*Items*:
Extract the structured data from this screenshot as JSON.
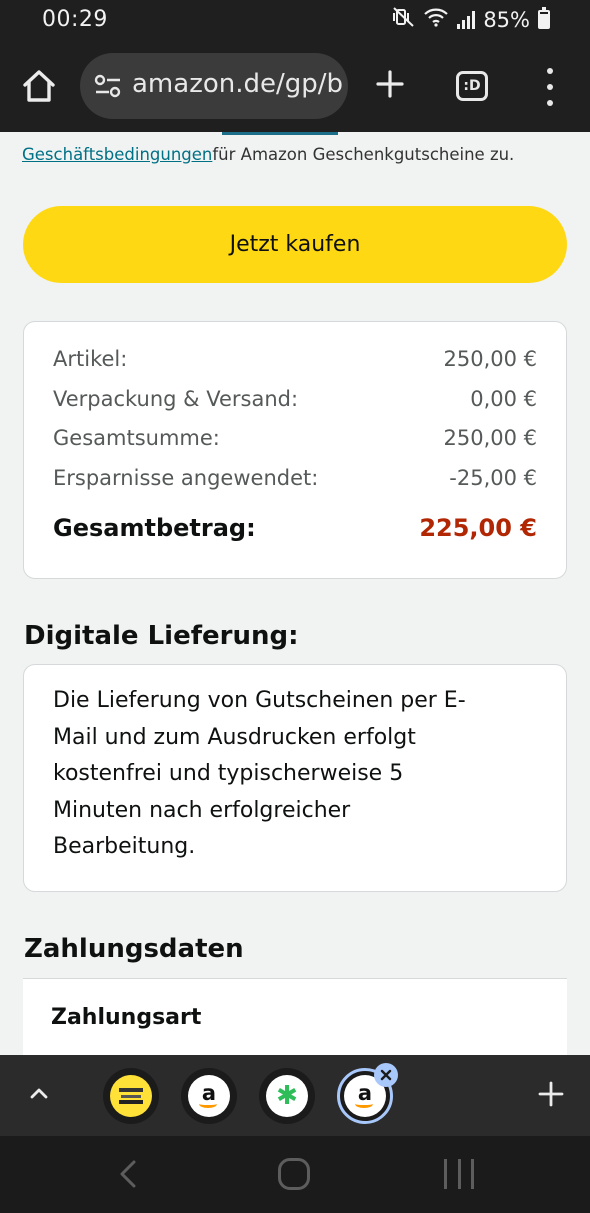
{
  "status_bar": {
    "time": "00:29",
    "battery": "85%",
    "icons": [
      "mute-vibrate-icon",
      "wifi-icon",
      "signal-icon",
      "battery-icon"
    ]
  },
  "browser": {
    "url": "amazon.de/gp/b",
    "tab_count": ":D",
    "icons": [
      "home-icon",
      "site-settings-icon",
      "plus-icon",
      "tab-switcher-icon",
      "more-vert-icon"
    ]
  },
  "page": {
    "terms_link": "Geschäftsbedingungen",
    "terms_text": "für Amazon Geschenkgutscheine zu.",
    "buy_button": "Jetzt kaufen",
    "summary": {
      "rows": [
        {
          "label": "Artikel:",
          "value": "250,00 €"
        },
        {
          "label": "Verpackung & Versand:",
          "value": "0,00 €"
        },
        {
          "label": "Gesamtsumme:",
          "value": "250,00 €"
        },
        {
          "label": "Ersparnisse angewendet:",
          "value": "-25,00 €"
        }
      ],
      "total_label": "Gesamtbetrag:",
      "total_value": "225,00 €"
    },
    "delivery_heading": "Digitale Lieferung:",
    "delivery_lines": [
      "Die Lieferung von Gutscheinen per E-",
      "Mail und zum Ausdrucken erfolgt",
      "kostenfrei und typischerweise 5",
      "Minuten nach erfolgreicher",
      "Bearbeitung."
    ],
    "payment_heading": "Zahlungsdaten",
    "payment_label": "Zahlungsart"
  },
  "tab_strip": {
    "tabs": [
      {
        "name": "tab-1",
        "icon": "yellow-site-icon"
      },
      {
        "name": "tab-2",
        "icon": "amazon-icon",
        "letter": "a"
      },
      {
        "name": "tab-3",
        "icon": "green-clover-icon",
        "glyph": "✱"
      },
      {
        "name": "tab-4",
        "icon": "amazon-icon",
        "letter": "a",
        "active": true
      }
    ],
    "colors": {
      "active_ring": "#a8c7fa",
      "amazon_orange": "#ff9900",
      "clover_green": "#2ebd59"
    }
  },
  "colors": {
    "buy_button": "#ffd814",
    "total_price": "#b12704",
    "link": "#007185",
    "page_bg": "#f1f2f2"
  }
}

*Given exercise*:
From the entries above, output every line exactly and omit any image.

*Written answer*:
Extract the structured data from this screenshot as JSON.
{
  "status_bar": {
    "time": "00:29",
    "battery": "85%",
    "icons": [
      "mute-vibrate-icon",
      "wifi-icon",
      "signal-icon",
      "battery-icon"
    ]
  },
  "browser": {
    "url": "amazon.de/gp/b",
    "tab_count": ":D",
    "icons": [
      "home-icon",
      "site-settings-icon",
      "plus-icon",
      "tab-switcher-icon",
      "more-vert-icon"
    ]
  },
  "page": {
    "terms_link": "Geschäftsbedingungen",
    "terms_text": "für Amazon Geschenkgutscheine zu.",
    "buy_button": "Jetzt kaufen",
    "summary": {
      "rows": [
        {
          "label": "Artikel:",
          "value": "250,00 €"
        },
        {
          "label": "Verpackung & Versand:",
          "value": "0,00 €"
        },
        {
          "label": "Gesamtsumme:",
          "value": "250,00 €"
        },
        {
          "label": "Ersparnisse angewendet:",
          "value": "-25,00 €"
        }
      ],
      "total_label": "Gesamtbetrag:",
      "total_value": "225,00 €"
    },
    "delivery_heading": "Digitale Lieferung:",
    "delivery_lines": [
      "Die Lieferung von Gutscheinen per E-",
      "Mail und zum Ausdrucken erfolgt",
      "kostenfrei und typischerweise 5",
      "Minuten nach erfolgreicher",
      "Bearbeitung."
    ],
    "payment_heading": "Zahlungsdaten",
    "payment_label": "Zahlungsart"
  },
  "tab_strip": {
    "tabs": [
      {
        "name": "tab-1",
        "icon": "yellow-site-icon"
      },
      {
        "name": "tab-2",
        "icon": "amazon-icon",
        "letter": "a"
      },
      {
        "name": "tab-3",
        "icon": "green-clover-icon",
        "glyph": "✱"
      },
      {
        "name": "tab-4",
        "icon": "amazon-icon",
        "letter": "a",
        "active": true
      }
    ],
    "colors": {
      "active_ring": "#a8c7fa",
      "amazon_orange": "#ff9900",
      "clover_green": "#2ebd59"
    }
  },
  "colors": {
    "buy_button": "#ffd814",
    "total_price": "#b12704",
    "link": "#007185",
    "page_bg": "#f1f2f2"
  }
}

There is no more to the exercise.